What is required
Which lines in the records below contain the word "early"? Copy each one out.

Input data
▬▬▬

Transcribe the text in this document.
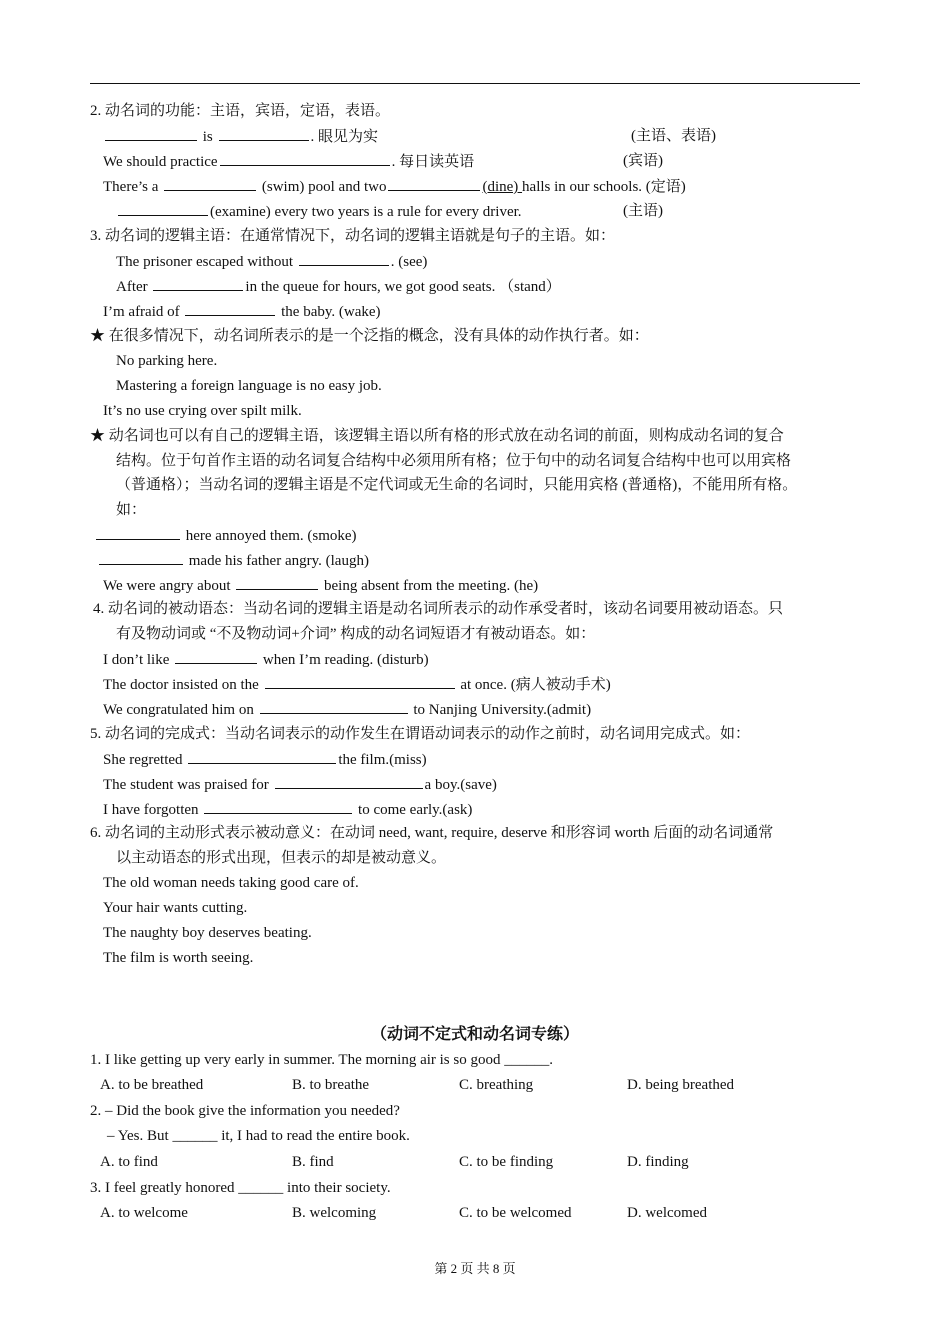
2. 动名词的功能：主语，宾语，定语，表语。
is	. 眼见为实	(主语、表语)
We should practice	. 每日读英语	(宾语)
There’s a	(swim) pool and two	(dine) halls in our schools. (定语)
(examine) every two years is a rule for every driver.	(主语)
3. 动名词的逻辑主语：在通常情况下，动名词的逻辑主语就是句子的主语。如：
The prisoner escaped without	. (see)
After	in the queue for hours, we got good seats. （stand）
I’m afraid of	the baby. (wake)
★ 在很多情况下，动名词所表示的是一个泛指的概念，没有具体的动作执行者。如：
No parking here.
Mastering a foreign language is no easy job.
It’s no use crying over spilt milk.
★ 动名词也可以有自己的逻辑主语，该逻辑主语以所有格的形式放在动名词的前面，则构成动名词的复合
结构。位于句首作主语的动名词复合结构中必须用所有格；位于句中的动名词复合结构中也可以用宾格
（普通格）；当动名词的逻辑主语是不定代词或无生命的名词时，只能用宾格 (普通格)，不能用所有格。
如：
here annoyed them. (smoke)
made his father angry. (laugh)
We were angry about	being absent from the meeting. (he)
4. 动名词的被动语态：当动名词的逻辑主语是动名词所表示的动作承受者时，该动名词要用被动语态。只
有及物动词或 “不及物动词+介词” 构成的动名词短语才有被动语态。如：
I don’t like	when I’m reading. (disturb)
The doctor insisted on the	at once. (病人被动手术)
We congratulated him on	to Nanjing University.(admit)
5. 动名词的完成式：当动名词表示的动作发生在谓语动词表示的动作之前时，动名词用完成式。如：
She regretted	the film.(miss)
The student was praised for	a boy.(save)
I have forgotten	to come early.(ask)
6. 动名词的主动形式表示被动意义：在动词 need, want, require, deserve 和形容词 worth 后面的动名词通常
以主动语态的形式出现，但表示的却是被动意义。
The old woman needs taking good care of.
Your hair wants cutting.
The naughty boy deserves beating.
The film is worth seeing.
（动词不定式和动名词专练）
1. I like getting up very early in summer. The morning air is so good ______.
A. to be breathed	B. to breathe	C. breathing	D. being breathed
2. – Did the book give the information you needed?
– Yes. But ______ it, I had to read the entire book.
A. to find	B. find	C. to be finding	D. finding
3. I feel greatly honored ______ into their society.
A. to welcome	B. welcoming	C. to be welcomed	D. welcomed
第 2 页 共 8 页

▬▬▬

Response
I have forgotten	to come early.(ask)
1. I like getting up very early in summer. The morning air is so good ______.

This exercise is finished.